__DIRECTIVE__
Search the listing for the string "icon" and copy every line that contains it.

------ DATA EXTRACT

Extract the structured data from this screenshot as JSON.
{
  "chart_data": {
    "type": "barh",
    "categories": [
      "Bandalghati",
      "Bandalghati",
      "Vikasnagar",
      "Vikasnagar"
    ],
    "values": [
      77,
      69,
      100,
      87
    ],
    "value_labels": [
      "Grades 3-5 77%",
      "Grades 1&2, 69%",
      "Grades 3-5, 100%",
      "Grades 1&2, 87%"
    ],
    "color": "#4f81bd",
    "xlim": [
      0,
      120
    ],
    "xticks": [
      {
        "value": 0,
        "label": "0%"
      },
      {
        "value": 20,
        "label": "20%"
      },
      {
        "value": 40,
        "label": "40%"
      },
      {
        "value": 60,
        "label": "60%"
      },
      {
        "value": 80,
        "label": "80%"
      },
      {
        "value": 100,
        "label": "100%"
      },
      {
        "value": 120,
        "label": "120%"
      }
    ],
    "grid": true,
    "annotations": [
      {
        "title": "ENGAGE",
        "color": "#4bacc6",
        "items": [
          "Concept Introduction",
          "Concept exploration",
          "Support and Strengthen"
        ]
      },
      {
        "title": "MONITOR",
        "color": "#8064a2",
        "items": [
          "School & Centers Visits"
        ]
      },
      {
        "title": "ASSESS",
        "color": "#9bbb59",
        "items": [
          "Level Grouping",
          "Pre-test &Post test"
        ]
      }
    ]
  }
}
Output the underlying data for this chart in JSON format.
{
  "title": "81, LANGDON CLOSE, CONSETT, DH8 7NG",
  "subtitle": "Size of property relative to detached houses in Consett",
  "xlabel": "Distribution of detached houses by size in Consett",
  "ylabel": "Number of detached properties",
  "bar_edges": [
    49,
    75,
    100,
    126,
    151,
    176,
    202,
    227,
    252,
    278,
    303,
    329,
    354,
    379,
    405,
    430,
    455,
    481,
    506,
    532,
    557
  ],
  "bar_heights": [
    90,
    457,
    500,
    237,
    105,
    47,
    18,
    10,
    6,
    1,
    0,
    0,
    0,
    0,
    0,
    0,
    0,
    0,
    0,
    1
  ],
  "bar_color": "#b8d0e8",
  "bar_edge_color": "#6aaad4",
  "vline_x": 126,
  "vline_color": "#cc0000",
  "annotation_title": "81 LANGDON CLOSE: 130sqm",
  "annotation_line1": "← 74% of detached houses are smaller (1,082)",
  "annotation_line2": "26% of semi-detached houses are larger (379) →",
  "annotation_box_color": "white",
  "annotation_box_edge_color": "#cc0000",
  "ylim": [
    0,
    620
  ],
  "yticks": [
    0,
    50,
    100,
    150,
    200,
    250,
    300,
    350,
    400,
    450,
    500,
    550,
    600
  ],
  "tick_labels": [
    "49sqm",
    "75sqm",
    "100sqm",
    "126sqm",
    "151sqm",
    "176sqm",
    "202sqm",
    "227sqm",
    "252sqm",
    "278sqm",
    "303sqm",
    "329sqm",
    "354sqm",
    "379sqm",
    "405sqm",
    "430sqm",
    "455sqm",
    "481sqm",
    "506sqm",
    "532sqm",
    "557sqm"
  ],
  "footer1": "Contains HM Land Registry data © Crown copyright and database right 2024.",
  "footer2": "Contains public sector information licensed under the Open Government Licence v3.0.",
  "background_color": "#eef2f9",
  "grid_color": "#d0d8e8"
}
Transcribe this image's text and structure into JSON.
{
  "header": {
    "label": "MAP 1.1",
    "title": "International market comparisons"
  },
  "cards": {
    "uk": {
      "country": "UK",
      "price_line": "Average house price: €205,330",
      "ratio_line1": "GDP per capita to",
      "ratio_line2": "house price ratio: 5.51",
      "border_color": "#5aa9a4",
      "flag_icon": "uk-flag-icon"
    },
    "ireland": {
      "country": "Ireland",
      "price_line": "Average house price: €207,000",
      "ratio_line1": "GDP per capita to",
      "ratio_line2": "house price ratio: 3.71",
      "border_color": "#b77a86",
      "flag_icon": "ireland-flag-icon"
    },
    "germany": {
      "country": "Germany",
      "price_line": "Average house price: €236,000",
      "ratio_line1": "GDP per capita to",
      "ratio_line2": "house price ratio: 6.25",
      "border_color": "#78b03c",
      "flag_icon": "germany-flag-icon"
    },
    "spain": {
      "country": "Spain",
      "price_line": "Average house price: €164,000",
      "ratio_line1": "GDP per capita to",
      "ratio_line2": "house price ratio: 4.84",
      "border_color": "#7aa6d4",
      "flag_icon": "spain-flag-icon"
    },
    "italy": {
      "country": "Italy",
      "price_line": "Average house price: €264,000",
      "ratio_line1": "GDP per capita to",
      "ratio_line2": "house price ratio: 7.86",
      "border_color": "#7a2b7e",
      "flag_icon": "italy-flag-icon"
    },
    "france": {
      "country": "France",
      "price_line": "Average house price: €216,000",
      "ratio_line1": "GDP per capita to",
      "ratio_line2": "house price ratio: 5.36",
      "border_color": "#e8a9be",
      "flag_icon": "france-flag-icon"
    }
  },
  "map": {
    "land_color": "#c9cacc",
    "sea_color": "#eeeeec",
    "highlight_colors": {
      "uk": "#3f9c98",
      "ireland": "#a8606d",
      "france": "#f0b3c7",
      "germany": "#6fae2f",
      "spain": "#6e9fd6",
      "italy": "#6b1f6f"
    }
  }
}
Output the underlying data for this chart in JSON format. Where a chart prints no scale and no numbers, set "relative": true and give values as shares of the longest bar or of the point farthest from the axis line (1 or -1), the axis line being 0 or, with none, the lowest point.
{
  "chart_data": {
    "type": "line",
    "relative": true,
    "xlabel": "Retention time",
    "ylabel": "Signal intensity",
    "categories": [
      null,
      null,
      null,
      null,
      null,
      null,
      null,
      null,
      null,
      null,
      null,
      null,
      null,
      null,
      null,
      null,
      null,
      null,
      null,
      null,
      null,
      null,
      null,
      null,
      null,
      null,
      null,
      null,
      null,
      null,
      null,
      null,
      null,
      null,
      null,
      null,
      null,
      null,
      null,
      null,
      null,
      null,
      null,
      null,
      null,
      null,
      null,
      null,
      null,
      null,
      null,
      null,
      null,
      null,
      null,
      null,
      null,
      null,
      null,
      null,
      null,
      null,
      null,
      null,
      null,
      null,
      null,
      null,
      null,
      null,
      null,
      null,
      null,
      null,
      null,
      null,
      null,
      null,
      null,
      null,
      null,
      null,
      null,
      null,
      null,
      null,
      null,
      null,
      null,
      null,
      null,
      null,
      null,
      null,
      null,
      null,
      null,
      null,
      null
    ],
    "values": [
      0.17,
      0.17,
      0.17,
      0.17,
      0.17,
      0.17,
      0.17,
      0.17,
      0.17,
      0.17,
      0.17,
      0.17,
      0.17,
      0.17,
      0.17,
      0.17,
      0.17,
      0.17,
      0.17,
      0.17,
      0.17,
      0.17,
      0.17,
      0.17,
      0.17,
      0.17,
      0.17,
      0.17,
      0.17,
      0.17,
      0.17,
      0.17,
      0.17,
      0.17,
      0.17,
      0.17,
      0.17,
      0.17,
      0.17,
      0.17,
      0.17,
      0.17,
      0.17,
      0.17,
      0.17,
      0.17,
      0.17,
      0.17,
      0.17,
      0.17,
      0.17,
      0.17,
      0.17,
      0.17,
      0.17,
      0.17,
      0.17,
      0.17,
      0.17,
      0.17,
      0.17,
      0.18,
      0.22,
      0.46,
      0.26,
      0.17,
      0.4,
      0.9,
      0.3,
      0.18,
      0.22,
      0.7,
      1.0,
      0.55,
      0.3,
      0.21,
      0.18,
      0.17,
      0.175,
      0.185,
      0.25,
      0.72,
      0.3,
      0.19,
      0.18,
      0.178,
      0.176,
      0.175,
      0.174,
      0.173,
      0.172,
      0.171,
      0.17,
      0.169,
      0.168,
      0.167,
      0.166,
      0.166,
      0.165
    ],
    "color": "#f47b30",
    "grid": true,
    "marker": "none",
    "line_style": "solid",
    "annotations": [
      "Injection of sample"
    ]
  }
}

------------

__EXERCISE SOLUTION__
      "flag_icon": "uk-flag-icon"
      "flag_icon": "ireland-flag-icon"
      "flag_icon": "germany-flag-icon"
      "flag_icon": "spain-flag-icon"
      "flag_icon": "italy-flag-icon"
      "flag_icon": "france-flag-icon"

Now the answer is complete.